### DIRECTIONS FOR THIS TASK
Copy out each line of the material below that holds the string "Кривополянье".

### DATA LINES
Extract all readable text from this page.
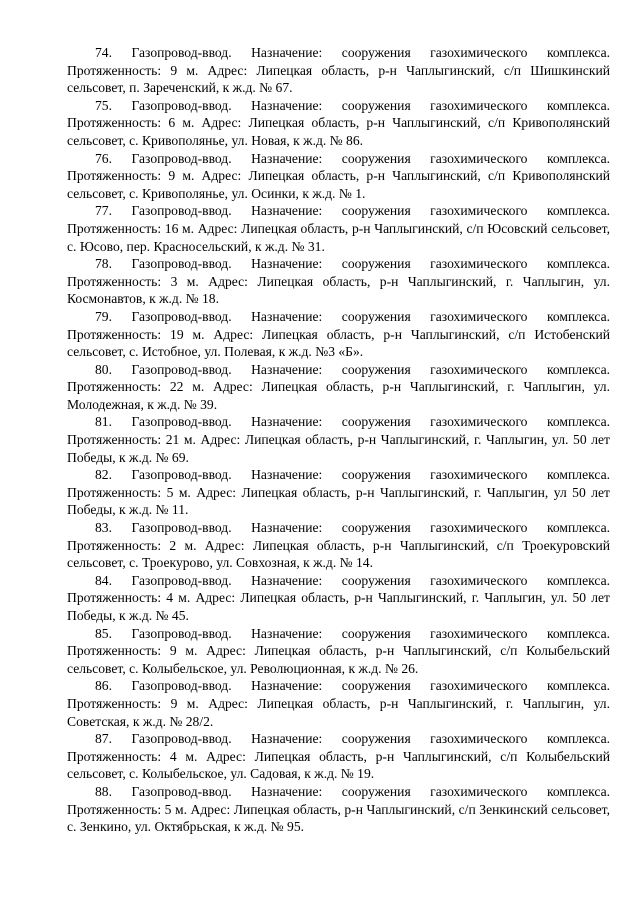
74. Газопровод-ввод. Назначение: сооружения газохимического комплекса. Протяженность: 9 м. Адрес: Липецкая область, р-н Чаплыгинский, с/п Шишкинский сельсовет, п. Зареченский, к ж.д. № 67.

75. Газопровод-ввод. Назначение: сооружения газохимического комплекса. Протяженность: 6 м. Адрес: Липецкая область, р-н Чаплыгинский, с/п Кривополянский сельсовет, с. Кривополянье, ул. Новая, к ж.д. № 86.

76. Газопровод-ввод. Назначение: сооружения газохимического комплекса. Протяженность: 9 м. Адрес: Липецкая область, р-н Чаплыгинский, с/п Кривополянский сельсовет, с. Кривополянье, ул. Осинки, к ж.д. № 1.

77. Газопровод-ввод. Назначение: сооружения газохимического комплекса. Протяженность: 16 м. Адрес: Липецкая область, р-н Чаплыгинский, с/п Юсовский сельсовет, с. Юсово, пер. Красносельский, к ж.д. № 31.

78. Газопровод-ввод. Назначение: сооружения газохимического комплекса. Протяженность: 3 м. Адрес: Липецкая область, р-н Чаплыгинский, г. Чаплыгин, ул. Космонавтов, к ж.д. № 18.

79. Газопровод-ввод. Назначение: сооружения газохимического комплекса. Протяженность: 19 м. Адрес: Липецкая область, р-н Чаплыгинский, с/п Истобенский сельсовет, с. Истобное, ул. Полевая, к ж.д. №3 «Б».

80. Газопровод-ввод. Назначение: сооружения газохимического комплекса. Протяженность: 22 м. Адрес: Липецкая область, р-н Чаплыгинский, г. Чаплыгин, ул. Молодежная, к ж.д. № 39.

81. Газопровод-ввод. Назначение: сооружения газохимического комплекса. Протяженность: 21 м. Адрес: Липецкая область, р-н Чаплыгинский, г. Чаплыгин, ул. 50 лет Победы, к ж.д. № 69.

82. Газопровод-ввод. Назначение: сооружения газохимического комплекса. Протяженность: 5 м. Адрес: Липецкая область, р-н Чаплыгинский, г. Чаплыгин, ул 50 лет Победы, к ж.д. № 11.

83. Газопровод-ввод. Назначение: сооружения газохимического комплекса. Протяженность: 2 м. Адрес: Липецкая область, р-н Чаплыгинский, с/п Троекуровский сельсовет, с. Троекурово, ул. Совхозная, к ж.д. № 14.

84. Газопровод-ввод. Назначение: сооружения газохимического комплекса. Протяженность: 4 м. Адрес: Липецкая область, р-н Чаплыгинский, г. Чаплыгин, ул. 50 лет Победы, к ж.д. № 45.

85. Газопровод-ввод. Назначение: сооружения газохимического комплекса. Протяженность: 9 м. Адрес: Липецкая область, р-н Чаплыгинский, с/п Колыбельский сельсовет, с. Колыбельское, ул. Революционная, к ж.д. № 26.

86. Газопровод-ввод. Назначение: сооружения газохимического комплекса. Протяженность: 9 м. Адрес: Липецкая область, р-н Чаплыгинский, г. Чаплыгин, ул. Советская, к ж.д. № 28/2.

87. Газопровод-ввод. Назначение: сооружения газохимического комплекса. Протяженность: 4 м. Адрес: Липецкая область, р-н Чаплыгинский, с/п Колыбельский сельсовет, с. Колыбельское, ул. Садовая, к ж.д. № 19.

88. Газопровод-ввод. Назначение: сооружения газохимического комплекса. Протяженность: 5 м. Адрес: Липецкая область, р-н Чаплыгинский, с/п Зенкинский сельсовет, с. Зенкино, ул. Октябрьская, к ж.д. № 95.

### THE ANSWER
75. Газопровод-ввод. Назначение: сооружения газохимического комплекса. Протяженность: 6 м. Адрес: Липецкая область, р-н Чаплыгинский, с/п Кривополянский сельсовет, с. Кривополянье, ул. Новая, к ж.д. № 86.
76. Газопровод-ввод. Назначение: сооружения газохимического комплекса. Протяженность: 9 м. Адрес: Липецкая область, р-н Чаплыгинский, с/п Кривополянский сельсовет, с. Кривополянье, ул. Осинки, к ж.д. № 1.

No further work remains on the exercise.